— Directive —
Scan the records for the word "JSON". Copy each line that includes it.

— Data for processing —
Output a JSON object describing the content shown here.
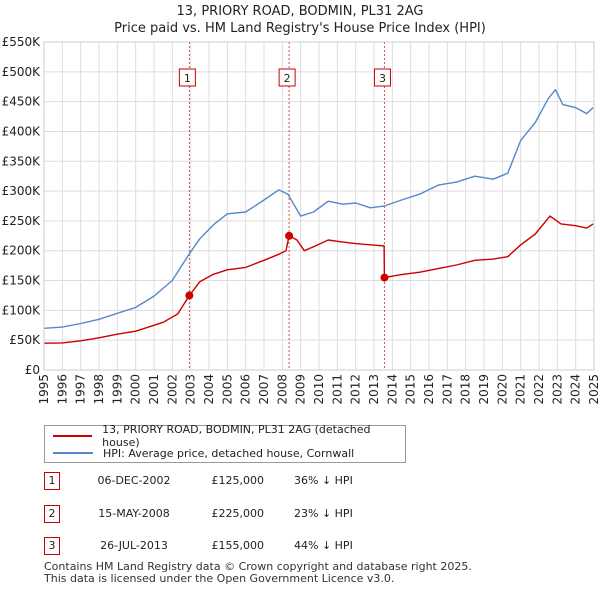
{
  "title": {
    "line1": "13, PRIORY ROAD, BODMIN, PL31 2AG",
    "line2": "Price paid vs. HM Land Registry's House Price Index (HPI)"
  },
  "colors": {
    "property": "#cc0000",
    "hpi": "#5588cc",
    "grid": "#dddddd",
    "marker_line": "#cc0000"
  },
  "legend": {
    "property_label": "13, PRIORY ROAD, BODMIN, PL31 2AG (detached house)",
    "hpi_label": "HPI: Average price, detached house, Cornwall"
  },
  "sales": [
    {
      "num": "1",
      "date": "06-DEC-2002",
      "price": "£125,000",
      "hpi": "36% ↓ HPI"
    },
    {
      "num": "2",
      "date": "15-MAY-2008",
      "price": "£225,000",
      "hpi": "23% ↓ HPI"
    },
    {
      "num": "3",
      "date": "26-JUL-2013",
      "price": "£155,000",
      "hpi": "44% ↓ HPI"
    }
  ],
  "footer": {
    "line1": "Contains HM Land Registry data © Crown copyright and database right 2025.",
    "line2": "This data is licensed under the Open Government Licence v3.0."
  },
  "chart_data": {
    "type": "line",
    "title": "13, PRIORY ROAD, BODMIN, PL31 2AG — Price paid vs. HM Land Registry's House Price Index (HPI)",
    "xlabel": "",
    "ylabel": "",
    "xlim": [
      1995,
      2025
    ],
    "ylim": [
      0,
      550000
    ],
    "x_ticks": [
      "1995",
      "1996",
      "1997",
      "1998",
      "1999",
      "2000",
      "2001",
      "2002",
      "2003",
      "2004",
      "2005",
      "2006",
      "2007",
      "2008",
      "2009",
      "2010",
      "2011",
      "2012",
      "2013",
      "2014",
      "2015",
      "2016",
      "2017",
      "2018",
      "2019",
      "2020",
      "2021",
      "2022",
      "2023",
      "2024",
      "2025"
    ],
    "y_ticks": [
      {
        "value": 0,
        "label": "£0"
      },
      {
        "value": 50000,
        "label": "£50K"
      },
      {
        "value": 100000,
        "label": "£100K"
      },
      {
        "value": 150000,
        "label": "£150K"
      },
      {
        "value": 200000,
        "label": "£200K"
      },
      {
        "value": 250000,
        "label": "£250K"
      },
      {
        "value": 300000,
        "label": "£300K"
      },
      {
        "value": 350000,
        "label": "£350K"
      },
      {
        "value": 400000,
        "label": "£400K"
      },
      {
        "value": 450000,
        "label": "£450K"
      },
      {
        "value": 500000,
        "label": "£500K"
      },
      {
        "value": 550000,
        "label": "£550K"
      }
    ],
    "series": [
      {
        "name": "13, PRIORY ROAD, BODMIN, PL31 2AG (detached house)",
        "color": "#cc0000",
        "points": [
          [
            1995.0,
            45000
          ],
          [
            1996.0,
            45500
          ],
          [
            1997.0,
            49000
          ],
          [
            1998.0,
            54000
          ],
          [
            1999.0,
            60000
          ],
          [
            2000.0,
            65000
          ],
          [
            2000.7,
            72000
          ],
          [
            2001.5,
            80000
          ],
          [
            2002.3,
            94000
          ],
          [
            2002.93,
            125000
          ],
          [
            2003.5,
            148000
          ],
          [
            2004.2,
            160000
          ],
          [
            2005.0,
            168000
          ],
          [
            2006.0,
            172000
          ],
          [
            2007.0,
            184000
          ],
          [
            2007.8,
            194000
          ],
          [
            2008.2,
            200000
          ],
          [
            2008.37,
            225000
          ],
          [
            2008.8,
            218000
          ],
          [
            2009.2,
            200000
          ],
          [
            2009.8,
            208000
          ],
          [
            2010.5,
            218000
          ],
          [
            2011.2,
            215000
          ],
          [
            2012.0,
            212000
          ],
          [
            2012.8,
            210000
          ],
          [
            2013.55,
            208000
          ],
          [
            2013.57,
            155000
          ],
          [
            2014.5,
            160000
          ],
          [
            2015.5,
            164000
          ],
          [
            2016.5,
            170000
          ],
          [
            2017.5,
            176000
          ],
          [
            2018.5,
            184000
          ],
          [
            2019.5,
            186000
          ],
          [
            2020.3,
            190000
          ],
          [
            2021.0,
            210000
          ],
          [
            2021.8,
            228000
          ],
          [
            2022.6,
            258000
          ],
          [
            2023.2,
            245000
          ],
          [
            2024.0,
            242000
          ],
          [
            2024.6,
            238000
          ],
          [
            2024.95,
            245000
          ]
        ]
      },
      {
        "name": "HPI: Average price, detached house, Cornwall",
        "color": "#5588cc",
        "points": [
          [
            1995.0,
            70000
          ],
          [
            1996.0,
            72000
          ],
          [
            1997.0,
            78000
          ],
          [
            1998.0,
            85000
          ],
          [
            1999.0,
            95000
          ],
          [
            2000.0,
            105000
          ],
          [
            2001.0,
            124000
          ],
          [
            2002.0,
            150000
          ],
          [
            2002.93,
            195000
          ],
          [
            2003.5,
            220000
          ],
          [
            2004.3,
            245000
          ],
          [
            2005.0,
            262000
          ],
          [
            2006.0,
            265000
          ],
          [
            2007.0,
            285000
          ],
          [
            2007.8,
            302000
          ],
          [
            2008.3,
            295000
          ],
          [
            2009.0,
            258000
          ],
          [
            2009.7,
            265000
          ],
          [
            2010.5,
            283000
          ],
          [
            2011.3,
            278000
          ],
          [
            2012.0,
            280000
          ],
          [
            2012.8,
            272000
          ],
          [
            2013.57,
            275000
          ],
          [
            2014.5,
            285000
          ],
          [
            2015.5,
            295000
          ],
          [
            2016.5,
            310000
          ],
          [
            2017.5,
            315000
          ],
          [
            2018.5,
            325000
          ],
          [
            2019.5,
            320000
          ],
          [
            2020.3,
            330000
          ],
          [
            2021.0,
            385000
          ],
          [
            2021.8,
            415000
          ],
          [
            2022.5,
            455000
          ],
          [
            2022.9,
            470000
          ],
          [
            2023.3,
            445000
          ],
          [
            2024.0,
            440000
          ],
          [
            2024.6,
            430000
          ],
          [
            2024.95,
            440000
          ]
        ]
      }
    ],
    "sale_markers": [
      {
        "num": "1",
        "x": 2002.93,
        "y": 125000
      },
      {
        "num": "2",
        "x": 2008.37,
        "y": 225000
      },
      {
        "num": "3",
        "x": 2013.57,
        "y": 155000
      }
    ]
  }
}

...

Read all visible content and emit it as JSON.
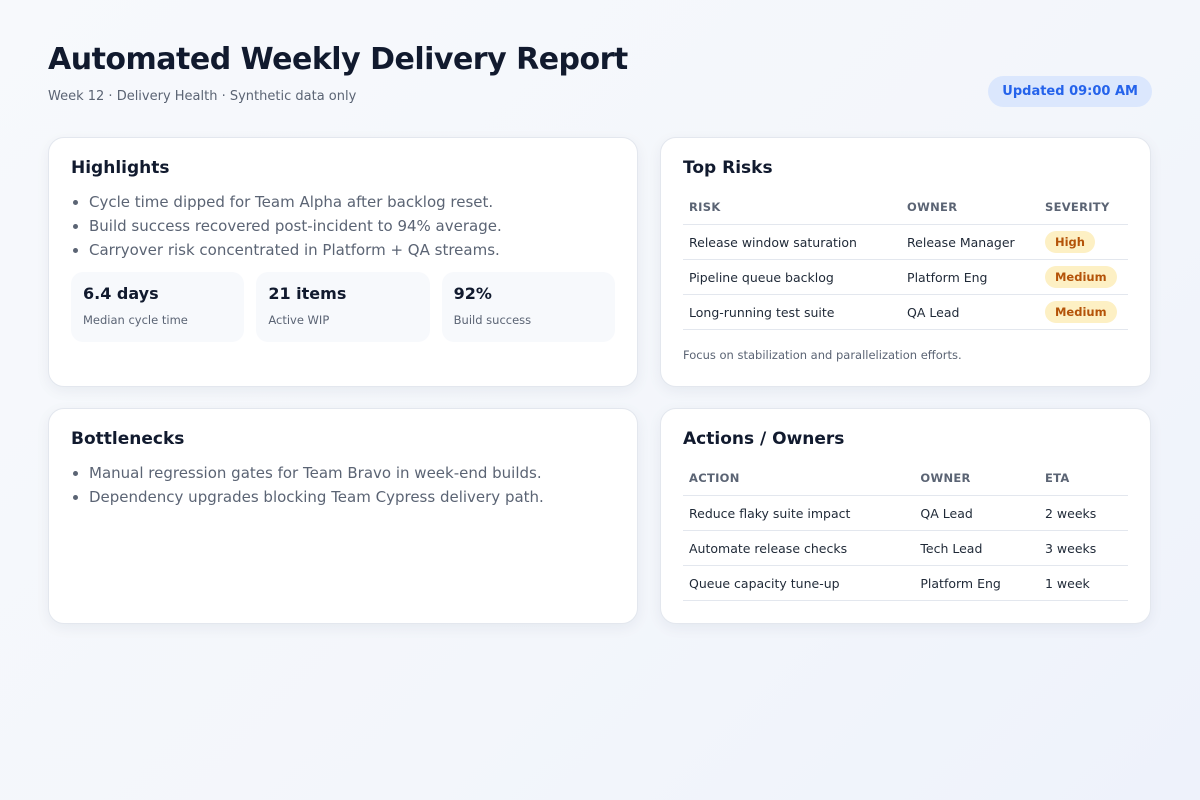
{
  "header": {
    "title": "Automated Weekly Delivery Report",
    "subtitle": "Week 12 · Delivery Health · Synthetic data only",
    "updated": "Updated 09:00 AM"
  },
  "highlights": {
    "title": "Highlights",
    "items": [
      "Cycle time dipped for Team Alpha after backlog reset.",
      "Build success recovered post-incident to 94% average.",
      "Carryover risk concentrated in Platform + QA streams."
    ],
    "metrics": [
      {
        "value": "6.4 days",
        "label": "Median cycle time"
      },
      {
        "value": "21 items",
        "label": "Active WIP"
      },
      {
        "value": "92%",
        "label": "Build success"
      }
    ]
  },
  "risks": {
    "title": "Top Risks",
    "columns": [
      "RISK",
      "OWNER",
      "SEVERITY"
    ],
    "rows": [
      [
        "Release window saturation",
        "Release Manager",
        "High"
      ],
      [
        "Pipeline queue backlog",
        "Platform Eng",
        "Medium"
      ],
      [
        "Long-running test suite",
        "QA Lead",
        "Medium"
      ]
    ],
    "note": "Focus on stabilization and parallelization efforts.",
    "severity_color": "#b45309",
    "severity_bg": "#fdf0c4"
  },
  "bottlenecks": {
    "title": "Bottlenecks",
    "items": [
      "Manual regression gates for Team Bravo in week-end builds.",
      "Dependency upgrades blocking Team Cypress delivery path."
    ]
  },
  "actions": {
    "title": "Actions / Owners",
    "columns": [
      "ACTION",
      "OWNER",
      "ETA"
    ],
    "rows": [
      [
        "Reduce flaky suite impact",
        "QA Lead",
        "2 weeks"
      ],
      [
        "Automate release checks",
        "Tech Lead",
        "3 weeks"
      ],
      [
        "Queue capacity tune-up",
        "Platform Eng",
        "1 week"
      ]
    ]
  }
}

* * *

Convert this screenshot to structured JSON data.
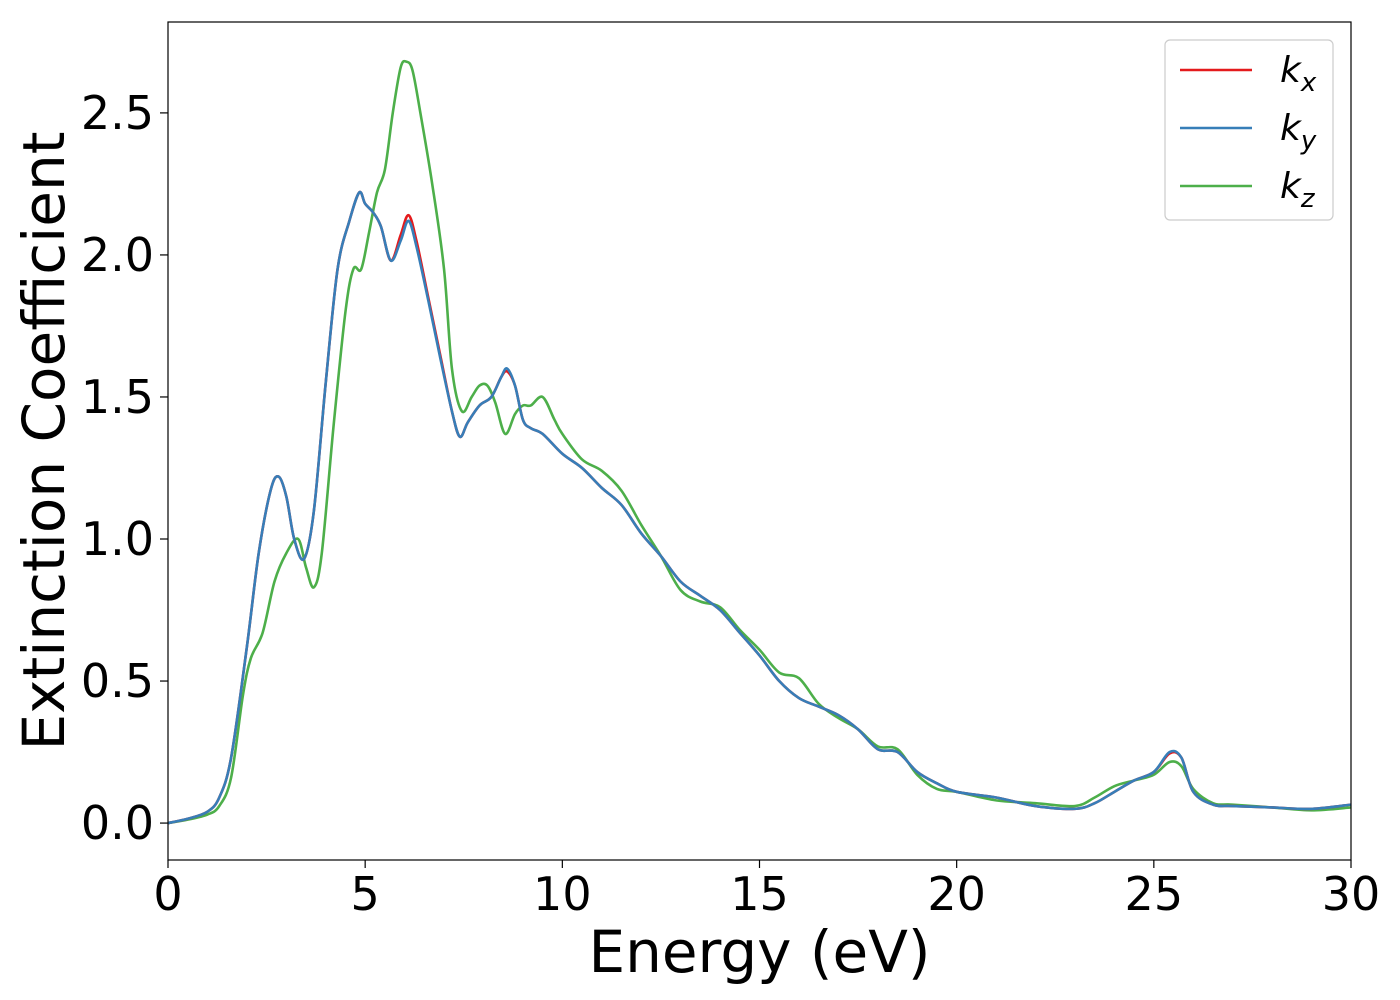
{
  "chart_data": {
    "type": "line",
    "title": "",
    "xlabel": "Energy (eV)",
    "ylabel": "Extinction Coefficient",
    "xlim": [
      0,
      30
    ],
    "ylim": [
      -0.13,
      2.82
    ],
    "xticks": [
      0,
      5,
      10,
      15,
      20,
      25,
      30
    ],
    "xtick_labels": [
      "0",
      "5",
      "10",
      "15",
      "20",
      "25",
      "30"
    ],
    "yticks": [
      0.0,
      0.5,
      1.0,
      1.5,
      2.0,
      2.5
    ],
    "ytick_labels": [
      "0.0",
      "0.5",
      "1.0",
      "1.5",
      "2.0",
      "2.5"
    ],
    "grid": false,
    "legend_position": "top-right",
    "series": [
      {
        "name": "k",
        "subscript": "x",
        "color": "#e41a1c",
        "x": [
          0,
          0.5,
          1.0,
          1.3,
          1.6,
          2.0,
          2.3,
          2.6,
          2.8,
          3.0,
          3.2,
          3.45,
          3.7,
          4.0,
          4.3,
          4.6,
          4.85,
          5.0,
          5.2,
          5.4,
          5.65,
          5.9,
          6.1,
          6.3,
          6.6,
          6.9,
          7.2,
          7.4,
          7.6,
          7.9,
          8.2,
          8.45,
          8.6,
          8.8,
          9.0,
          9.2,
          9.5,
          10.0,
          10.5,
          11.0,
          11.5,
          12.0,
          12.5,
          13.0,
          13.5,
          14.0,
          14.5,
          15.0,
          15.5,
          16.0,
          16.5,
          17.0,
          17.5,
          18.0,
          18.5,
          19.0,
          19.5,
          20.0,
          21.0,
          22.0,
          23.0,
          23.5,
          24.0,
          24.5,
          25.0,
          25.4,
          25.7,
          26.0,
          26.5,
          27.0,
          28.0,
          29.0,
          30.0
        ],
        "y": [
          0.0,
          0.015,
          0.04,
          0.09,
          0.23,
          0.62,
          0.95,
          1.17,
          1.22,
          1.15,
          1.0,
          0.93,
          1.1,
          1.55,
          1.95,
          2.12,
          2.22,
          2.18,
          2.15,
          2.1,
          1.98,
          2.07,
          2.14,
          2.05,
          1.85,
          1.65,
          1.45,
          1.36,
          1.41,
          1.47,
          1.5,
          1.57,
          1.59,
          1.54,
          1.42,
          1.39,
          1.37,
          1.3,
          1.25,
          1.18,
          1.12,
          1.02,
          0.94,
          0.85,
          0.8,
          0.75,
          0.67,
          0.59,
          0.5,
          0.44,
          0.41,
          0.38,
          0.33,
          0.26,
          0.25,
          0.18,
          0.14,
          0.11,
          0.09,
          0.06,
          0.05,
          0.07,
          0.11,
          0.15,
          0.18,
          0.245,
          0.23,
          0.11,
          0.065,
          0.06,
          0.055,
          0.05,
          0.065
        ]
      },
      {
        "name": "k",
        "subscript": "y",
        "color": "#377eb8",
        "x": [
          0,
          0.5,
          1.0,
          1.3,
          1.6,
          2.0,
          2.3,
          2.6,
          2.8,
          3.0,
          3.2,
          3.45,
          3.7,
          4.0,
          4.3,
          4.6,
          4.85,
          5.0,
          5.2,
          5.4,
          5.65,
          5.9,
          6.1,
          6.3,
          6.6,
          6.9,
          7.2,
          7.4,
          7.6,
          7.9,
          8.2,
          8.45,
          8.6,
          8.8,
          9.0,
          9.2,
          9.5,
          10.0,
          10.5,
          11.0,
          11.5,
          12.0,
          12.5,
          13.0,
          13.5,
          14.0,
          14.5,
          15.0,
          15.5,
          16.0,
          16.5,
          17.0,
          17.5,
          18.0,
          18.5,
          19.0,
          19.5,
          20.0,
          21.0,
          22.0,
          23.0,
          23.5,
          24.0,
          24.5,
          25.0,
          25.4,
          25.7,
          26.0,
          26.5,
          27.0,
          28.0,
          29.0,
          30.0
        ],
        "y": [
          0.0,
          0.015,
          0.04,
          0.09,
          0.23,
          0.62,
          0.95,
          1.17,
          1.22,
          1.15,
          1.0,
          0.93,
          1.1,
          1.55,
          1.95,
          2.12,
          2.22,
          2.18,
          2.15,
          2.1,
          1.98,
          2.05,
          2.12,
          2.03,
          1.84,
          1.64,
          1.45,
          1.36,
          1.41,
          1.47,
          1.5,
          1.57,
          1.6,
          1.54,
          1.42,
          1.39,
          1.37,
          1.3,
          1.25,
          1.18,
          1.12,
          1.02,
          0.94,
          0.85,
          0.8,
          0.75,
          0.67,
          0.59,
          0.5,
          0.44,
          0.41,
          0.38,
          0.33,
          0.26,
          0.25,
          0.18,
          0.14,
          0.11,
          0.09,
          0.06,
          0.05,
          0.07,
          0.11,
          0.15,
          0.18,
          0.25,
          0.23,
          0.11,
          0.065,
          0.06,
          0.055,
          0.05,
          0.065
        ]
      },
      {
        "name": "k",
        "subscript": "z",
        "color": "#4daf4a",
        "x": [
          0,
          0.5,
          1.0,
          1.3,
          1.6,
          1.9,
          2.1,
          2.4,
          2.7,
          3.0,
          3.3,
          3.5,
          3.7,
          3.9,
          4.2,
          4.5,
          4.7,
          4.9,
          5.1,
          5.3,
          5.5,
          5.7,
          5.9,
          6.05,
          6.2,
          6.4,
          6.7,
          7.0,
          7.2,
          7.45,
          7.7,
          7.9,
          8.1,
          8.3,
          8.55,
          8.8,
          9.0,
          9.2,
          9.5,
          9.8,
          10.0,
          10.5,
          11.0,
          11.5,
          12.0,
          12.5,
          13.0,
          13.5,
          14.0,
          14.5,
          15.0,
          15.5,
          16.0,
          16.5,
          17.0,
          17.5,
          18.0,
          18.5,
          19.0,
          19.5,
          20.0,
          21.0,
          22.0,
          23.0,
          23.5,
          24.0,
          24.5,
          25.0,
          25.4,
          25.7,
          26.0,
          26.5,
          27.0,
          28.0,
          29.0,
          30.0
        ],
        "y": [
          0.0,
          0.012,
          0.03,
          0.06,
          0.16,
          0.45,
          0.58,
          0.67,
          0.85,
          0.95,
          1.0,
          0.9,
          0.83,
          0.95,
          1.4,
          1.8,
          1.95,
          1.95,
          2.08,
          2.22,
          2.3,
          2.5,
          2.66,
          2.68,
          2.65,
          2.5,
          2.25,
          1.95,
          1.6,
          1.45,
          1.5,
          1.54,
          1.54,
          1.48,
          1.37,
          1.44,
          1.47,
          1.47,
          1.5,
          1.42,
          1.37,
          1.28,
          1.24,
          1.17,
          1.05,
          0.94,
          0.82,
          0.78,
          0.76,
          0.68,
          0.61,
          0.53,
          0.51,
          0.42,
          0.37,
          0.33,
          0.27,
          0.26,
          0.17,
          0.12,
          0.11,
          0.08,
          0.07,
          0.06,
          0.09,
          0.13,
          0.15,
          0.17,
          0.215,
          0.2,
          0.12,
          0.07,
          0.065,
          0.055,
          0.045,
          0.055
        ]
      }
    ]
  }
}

— Exercise solution —
Output a JSON object describing the content shown here.
Read all visible content and emit it as JSON.
Convert this screenshot to structured JSON data.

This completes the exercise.